Records for this exercise:

-----

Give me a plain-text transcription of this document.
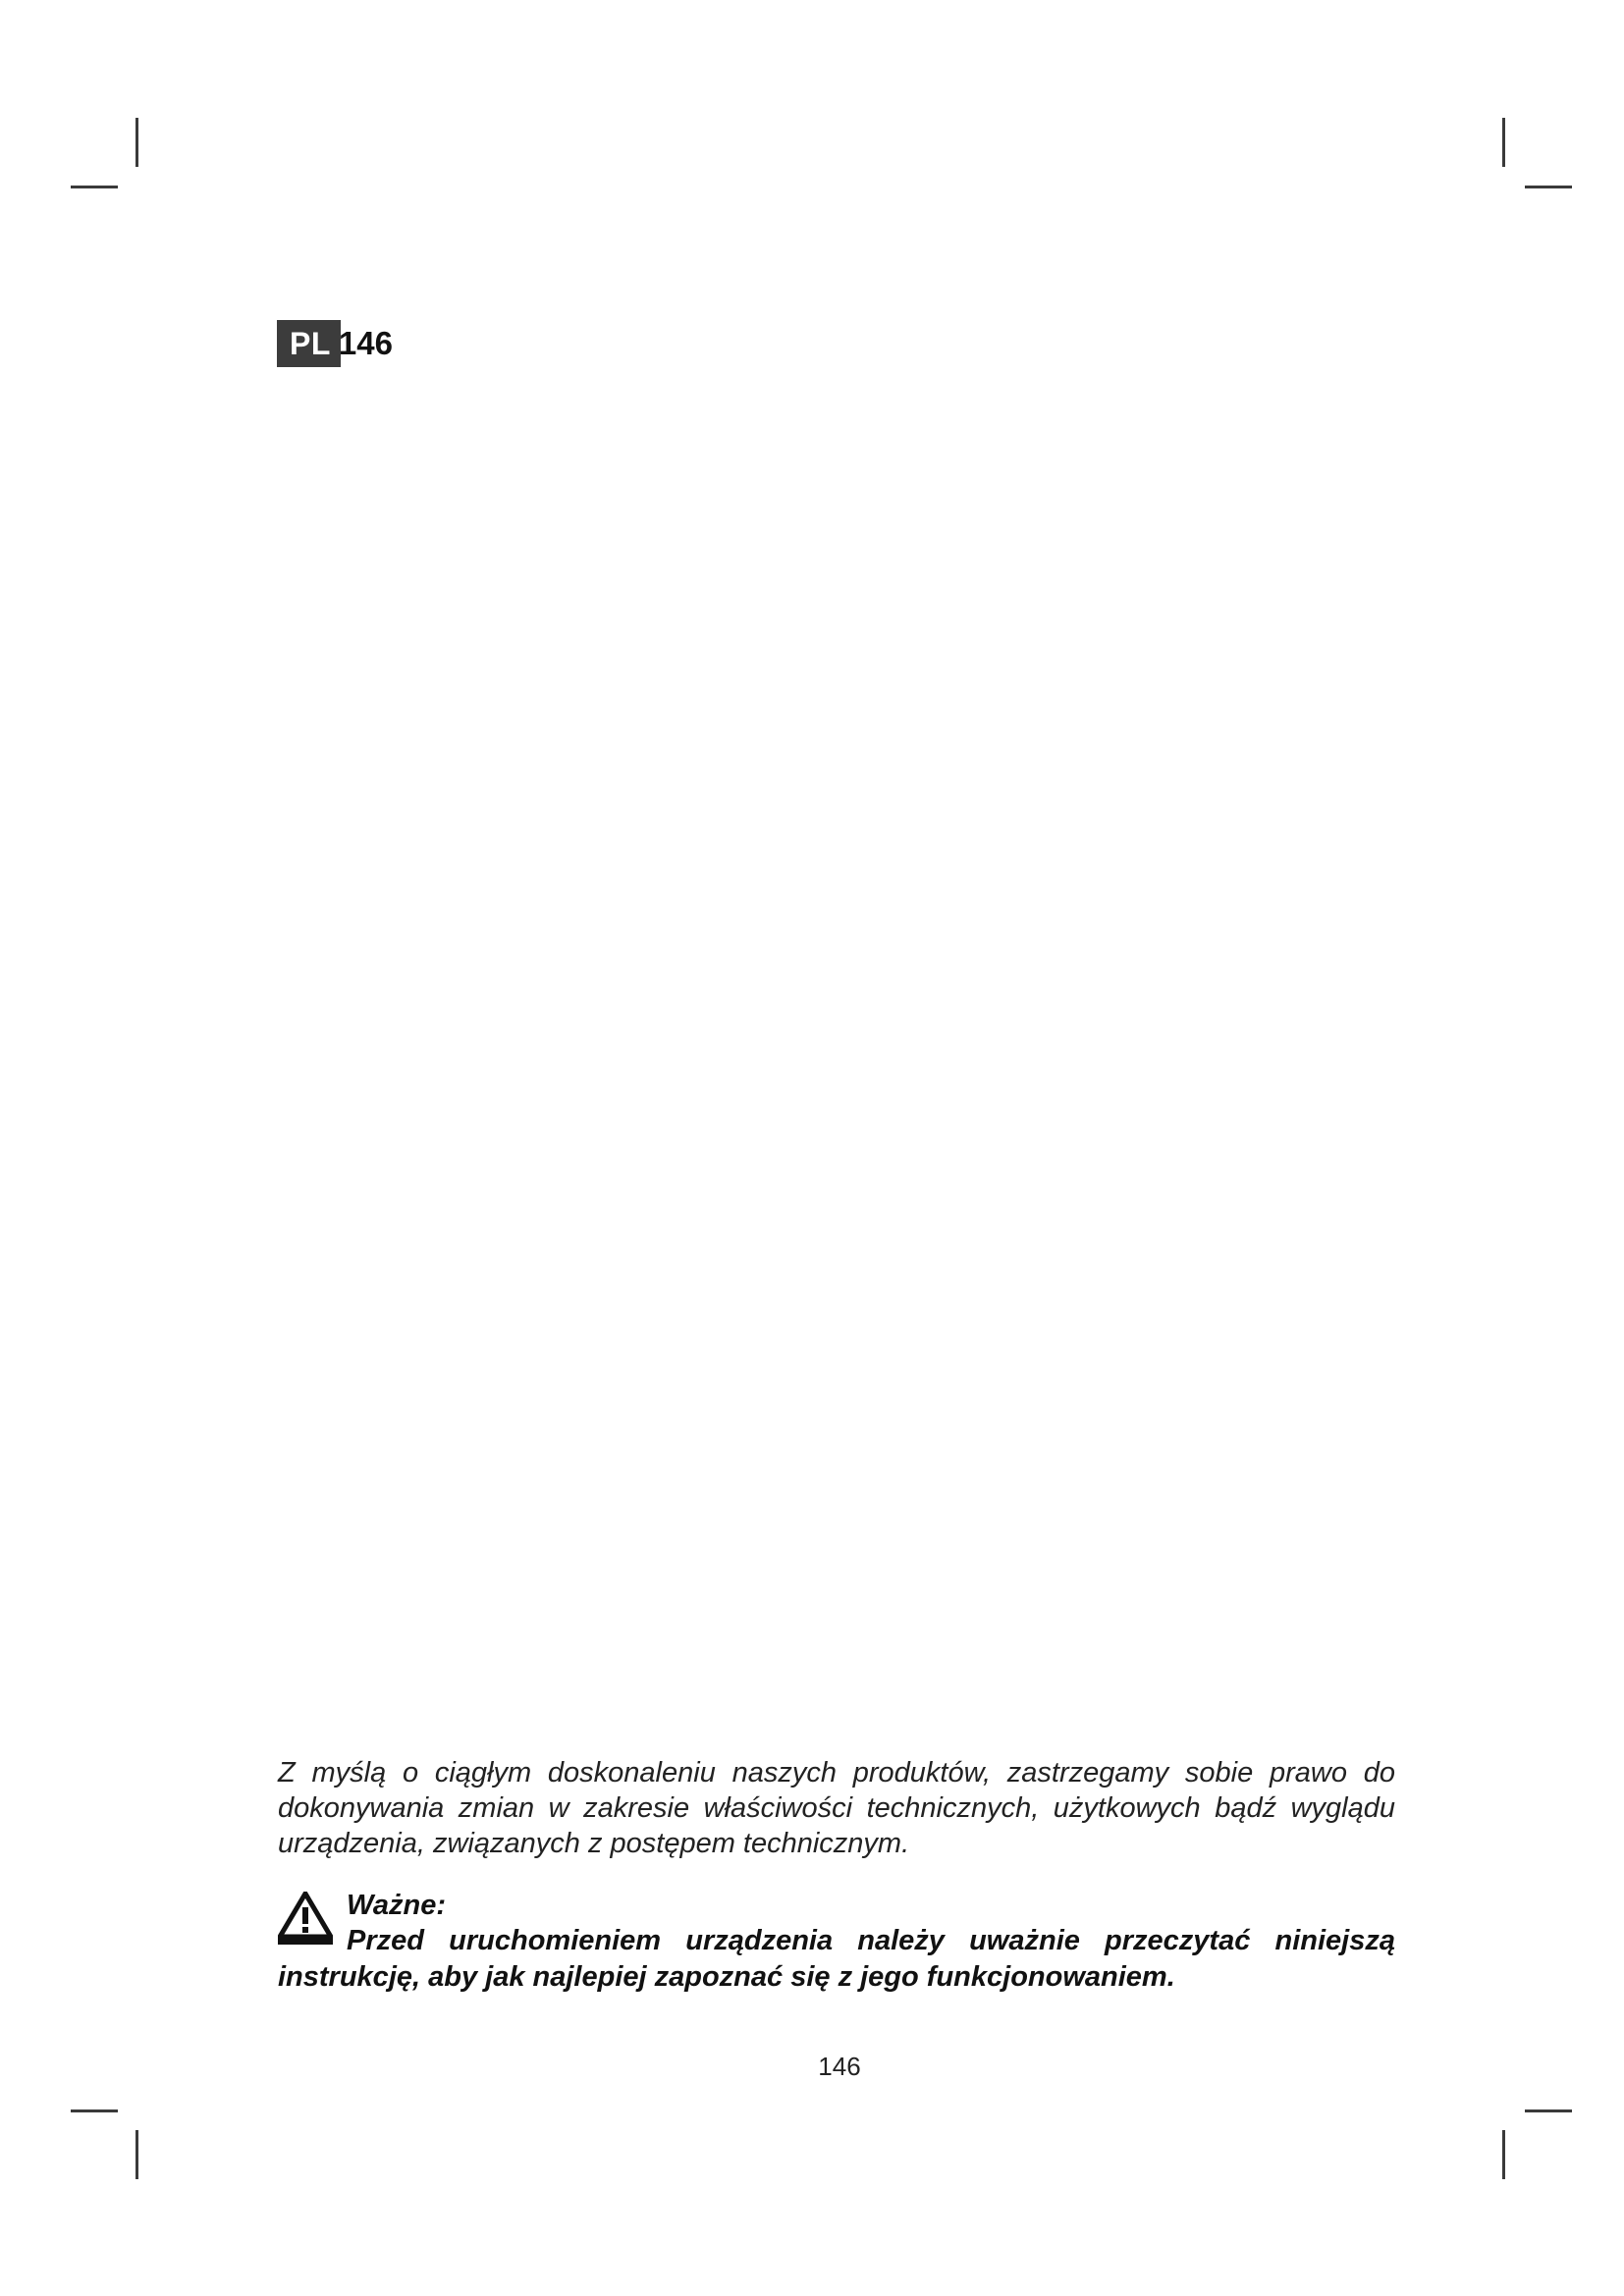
PL 146

Z myślą o ciągłym doskonaleniu naszych produktów, zastrzegamy sobie prawo do dokonywania zmian w zakresie właściwości technicznych, użytkowych bądź wyglądu urządzenia, związanych z postępem technicznym.

Ważne:

Przed uruchomieniem urządzenia należy uważnie przeczytać niniejszą instrukcję, aby jak najlepiej zapoznać się z jego funkcjonowaniem.

146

-----

To be done:
Reproduce the records verbatim, omitting all images they contain.

Final result:
Give me a plain-text transcription of this document.
PL 146

Z myślą o ciągłym doskonaleniu naszych produktów, zastrzegamy sobie prawo do dokonywania zmian w zakresie właściwości technicznych, użytkowych bądź wyglądu urządzenia, związanych z postępem technicznym.

Ważne:

Przed uruchomieniem urządzenia należy uważnie przeczytać niniejszą instrukcję, aby jak najlepiej zapoznać się z jego funkcjonowaniem.

146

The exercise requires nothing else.